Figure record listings
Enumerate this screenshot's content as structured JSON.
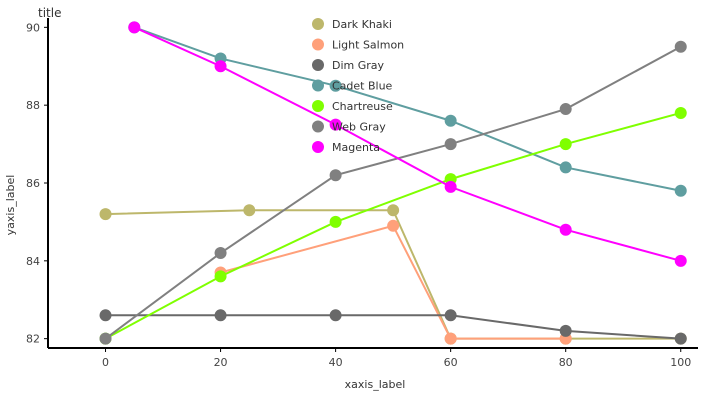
{
  "chart_data": {
    "type": "scatter",
    "title": "title",
    "xlabel": "xaxis_label",
    "ylabel": "yaxis_label",
    "xlim": [
      0,
      100
    ],
    "ylim": [
      82,
      90
    ],
    "xticks": [
      0,
      20,
      40,
      60,
      80,
      100
    ],
    "yticks": [
      82,
      84,
      86,
      88,
      90
    ],
    "grid": false,
    "legend_position": "top-center",
    "series": [
      {
        "name": "Dark Khaki",
        "color": "#bdb76b",
        "x": [
          0,
          25,
          50,
          60,
          80,
          100
        ],
        "y": [
          85.2,
          85.3,
          85.3,
          82.0,
          82.0,
          82.0
        ],
        "line": true
      },
      {
        "name": "Light Salmon",
        "color": "#ffa07a",
        "x": [
          20,
          50,
          60,
          80
        ],
        "y": [
          83.7,
          84.9,
          82.0,
          82.0
        ],
        "line": true
      },
      {
        "name": "Dim Gray",
        "color": "#696969",
        "x": [
          0,
          20,
          40,
          60,
          80,
          100
        ],
        "y": [
          82.6,
          82.6,
          82.6,
          82.6,
          82.2,
          82.0
        ],
        "line": true
      },
      {
        "name": "Cadet Blue",
        "color": "#5f9ea0",
        "x": [
          5,
          20,
          40,
          60,
          80,
          100
        ],
        "y": [
          90.0,
          89.2,
          88.5,
          87.6,
          86.4,
          85.8
        ],
        "line": true
      },
      {
        "name": "Chartreuse",
        "color": "#7fff00",
        "x": [
          0,
          20,
          40,
          60,
          80,
          100
        ],
        "y": [
          82.0,
          83.6,
          85.0,
          86.1,
          87.0,
          87.8
        ],
        "line": true
      },
      {
        "name": "Web Gray",
        "color": "#808080",
        "x": [
          0,
          20,
          40,
          60,
          80,
          100
        ],
        "y": [
          82.0,
          84.2,
          86.2,
          87.0,
          87.9,
          89.5
        ],
        "line": true
      },
      {
        "name": "Magenta",
        "color": "#ff00ff",
        "x": [
          5,
          20,
          40,
          60,
          80,
          100
        ],
        "y": [
          90.0,
          89.0,
          87.5,
          85.9,
          84.8,
          84.0
        ],
        "line": true
      }
    ]
  }
}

- **Stated task**: Pull out every line holding "name" from the records above, and copy it.

- **Exercise result**:
        "name": "Dark Khaki",
        "name": "Light Salmon",
        "name": "Dim Gray",
        "name": "Cadet Blue",
        "name": "Chartreuse",
        "name": "Web Gray",
        "name": "Magenta",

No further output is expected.